§ **MATERIAL**
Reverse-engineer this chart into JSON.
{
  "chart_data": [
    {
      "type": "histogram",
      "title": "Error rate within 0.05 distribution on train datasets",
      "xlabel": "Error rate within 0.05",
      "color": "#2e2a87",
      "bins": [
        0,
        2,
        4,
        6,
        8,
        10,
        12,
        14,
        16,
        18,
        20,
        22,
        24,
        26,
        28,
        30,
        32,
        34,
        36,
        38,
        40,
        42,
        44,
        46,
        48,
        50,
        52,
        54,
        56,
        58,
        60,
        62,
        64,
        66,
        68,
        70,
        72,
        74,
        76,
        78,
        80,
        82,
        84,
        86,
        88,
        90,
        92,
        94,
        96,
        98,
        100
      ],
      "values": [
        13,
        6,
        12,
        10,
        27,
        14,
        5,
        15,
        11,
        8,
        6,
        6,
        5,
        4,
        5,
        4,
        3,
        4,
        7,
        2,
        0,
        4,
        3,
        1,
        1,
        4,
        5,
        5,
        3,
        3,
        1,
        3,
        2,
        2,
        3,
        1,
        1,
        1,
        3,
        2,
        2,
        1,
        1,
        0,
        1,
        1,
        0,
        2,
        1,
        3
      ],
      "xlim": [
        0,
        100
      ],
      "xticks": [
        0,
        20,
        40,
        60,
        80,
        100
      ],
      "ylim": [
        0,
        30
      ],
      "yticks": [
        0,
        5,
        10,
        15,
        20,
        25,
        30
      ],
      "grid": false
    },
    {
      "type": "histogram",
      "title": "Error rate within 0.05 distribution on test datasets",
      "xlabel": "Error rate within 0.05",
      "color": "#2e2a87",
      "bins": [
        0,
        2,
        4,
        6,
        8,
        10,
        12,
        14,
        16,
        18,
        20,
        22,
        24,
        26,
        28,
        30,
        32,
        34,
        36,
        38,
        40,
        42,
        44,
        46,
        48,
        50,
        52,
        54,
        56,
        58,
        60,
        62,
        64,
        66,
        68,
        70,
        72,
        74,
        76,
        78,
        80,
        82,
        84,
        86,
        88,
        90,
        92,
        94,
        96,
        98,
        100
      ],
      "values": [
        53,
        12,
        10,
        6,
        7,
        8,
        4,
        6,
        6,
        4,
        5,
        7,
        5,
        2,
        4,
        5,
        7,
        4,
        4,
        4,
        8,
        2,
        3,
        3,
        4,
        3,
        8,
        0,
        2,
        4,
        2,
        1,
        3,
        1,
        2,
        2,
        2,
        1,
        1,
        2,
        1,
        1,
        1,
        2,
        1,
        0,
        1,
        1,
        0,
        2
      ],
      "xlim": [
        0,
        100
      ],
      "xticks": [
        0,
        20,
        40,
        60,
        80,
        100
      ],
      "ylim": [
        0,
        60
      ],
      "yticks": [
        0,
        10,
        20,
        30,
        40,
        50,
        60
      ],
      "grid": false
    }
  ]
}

§ **OBJECTIVE**
Retype all the records, matching them exactly.

§ **RESULT**
Reverse-engineer this chart into JSON.
{
  "chart_data": [
    {
      "type": "histogram",
      "title": "Error rate within 0.05 distribution on train datasets",
      "xlabel": "Error rate within 0.05",
      "color": "#2e2a87",
      "bins": [
        0,
        2,
        4,
        6,
        8,
        10,
        12,
        14,
        16,
        18,
        20,
        22,
        24,
        26,
        28,
        30,
        32,
        34,
        36,
        38,
        40,
        42,
        44,
        46,
        48,
        50,
        52,
        54,
        56,
        58,
        60,
        62,
        64,
        66,
        68,
        70,
        72,
        74,
        76,
        78,
        80,
        82,
        84,
        86,
        88,
        90,
        92,
        94,
        96,
        98,
        100
      ],
      "values": [
        13,
        6,
        12,
        10,
        27,
        14,
        5,
        15,
        11,
        8,
        6,
        6,
        5,
        4,
        5,
        4,
        3,
        4,
        7,
        2,
        0,
        4,
        3,
        1,
        1,
        4,
        5,
        5,
        3,
        3,
        1,
        3,
        2,
        2,
        3,
        1,
        1,
        1,
        3,
        2,
        2,
        1,
        1,
        0,
        1,
        1,
        0,
        2,
        1,
        3
      ],
      "xlim": [
        0,
        100
      ],
      "xticks": [
        0,
        20,
        40,
        60,
        80,
        100
      ],
      "ylim": [
        0,
        30
      ],
      "yticks": [
        0,
        5,
        10,
        15,
        20,
        25,
        30
      ],
      "grid": false
    },
    {
      "type": "histogram",
      "title": "Error rate within 0.05 distribution on test datasets",
      "xlabel": "Error rate within 0.05",
      "color": "#2e2a87",
      "bins": [
        0,
        2,
        4,
        6,
        8,
        10,
        12,
        14,
        16,
        18,
        20,
        22,
        24,
        26,
        28,
        30,
        32,
        34,
        36,
        38,
        40,
        42,
        44,
        46,
        48,
        50,
        52,
        54,
        56,
        58,
        60,
        62,
        64,
        66,
        68,
        70,
        72,
        74,
        76,
        78,
        80,
        82,
        84,
        86,
        88,
        90,
        92,
        94,
        96,
        98,
        100
      ],
      "values": [
        53,
        12,
        10,
        6,
        7,
        8,
        4,
        6,
        6,
        4,
        5,
        7,
        5,
        2,
        4,
        5,
        7,
        4,
        4,
        4,
        8,
        2,
        3,
        3,
        4,
        3,
        8,
        0,
        2,
        4,
        2,
        1,
        3,
        1,
        2,
        2,
        2,
        1,
        1,
        2,
        1,
        1,
        1,
        2,
        1,
        0,
        1,
        1,
        0,
        2
      ],
      "xlim": [
        0,
        100
      ],
      "xticks": [
        0,
        20,
        40,
        60,
        80,
        100
      ],
      "ylim": [
        0,
        60
      ],
      "yticks": [
        0,
        10,
        20,
        30,
        40,
        50,
        60
      ],
      "grid": false
    }
  ]
}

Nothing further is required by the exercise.